The request :: Write the material out again, line by line, exactly as it is.

==*==

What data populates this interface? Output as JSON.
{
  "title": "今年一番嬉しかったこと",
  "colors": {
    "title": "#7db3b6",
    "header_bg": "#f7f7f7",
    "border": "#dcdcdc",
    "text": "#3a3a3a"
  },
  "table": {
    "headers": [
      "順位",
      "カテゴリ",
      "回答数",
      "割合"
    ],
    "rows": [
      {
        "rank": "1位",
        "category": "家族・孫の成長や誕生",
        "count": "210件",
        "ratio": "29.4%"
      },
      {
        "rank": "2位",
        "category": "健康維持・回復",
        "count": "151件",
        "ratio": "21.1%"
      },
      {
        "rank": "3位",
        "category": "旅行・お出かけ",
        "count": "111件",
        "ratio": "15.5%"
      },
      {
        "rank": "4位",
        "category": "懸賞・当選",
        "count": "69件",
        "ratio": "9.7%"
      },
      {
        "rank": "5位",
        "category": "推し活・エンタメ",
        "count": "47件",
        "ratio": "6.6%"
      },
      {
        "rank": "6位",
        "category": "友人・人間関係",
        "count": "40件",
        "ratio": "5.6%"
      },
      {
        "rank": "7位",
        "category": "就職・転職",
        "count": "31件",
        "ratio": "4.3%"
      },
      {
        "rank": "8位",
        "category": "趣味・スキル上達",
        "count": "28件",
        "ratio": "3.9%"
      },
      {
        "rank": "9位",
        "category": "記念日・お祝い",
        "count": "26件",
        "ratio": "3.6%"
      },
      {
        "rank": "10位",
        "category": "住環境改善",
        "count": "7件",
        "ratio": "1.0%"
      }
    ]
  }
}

==*==

Correct result ::
What data populates this interface? Output as JSON.
{
  "title": "今年一番嬉しかったこと",
  "colors": {
    "title": "#7db3b6",
    "header_bg": "#f7f7f7",
    "border": "#dcdcdc",
    "text": "#3a3a3a"
  },
  "table": {
    "headers": [
      "順位",
      "カテゴリ",
      "回答数",
      "割合"
    ],
    "rows": [
      {
        "rank": "1位",
        "category": "家族・孫の成長や誕生",
        "count": "210件",
        "ratio": "29.4%"
      },
      {
        "rank": "2位",
        "category": "健康維持・回復",
        "count": "151件",
        "ratio": "21.1%"
      },
      {
        "rank": "3位",
        "category": "旅行・お出かけ",
        "count": "111件",
        "ratio": "15.5%"
      },
      {
        "rank": "4位",
        "category": "懸賞・当選",
        "count": "69件",
        "ratio": "9.7%"
      },
      {
        "rank": "5位",
        "category": "推し活・エンタメ",
        "count": "47件",
        "ratio": "6.6%"
      },
      {
        "rank": "6位",
        "category": "友人・人間関係",
        "count": "40件",
        "ratio": "5.6%"
      },
      {
        "rank": "7位",
        "category": "就職・転職",
        "count": "31件",
        "ratio": "4.3%"
      },
      {
        "rank": "8位",
        "category": "趣味・スキル上達",
        "count": "28件",
        "ratio": "3.9%"
      },
      {
        "rank": "9位",
        "category": "記念日・お祝い",
        "count": "26件",
        "ratio": "3.6%"
      },
      {
        "rank": "10位",
        "category": "住環境改善",
        "count": "7件",
        "ratio": "1.0%"
      }
    ]
  }
}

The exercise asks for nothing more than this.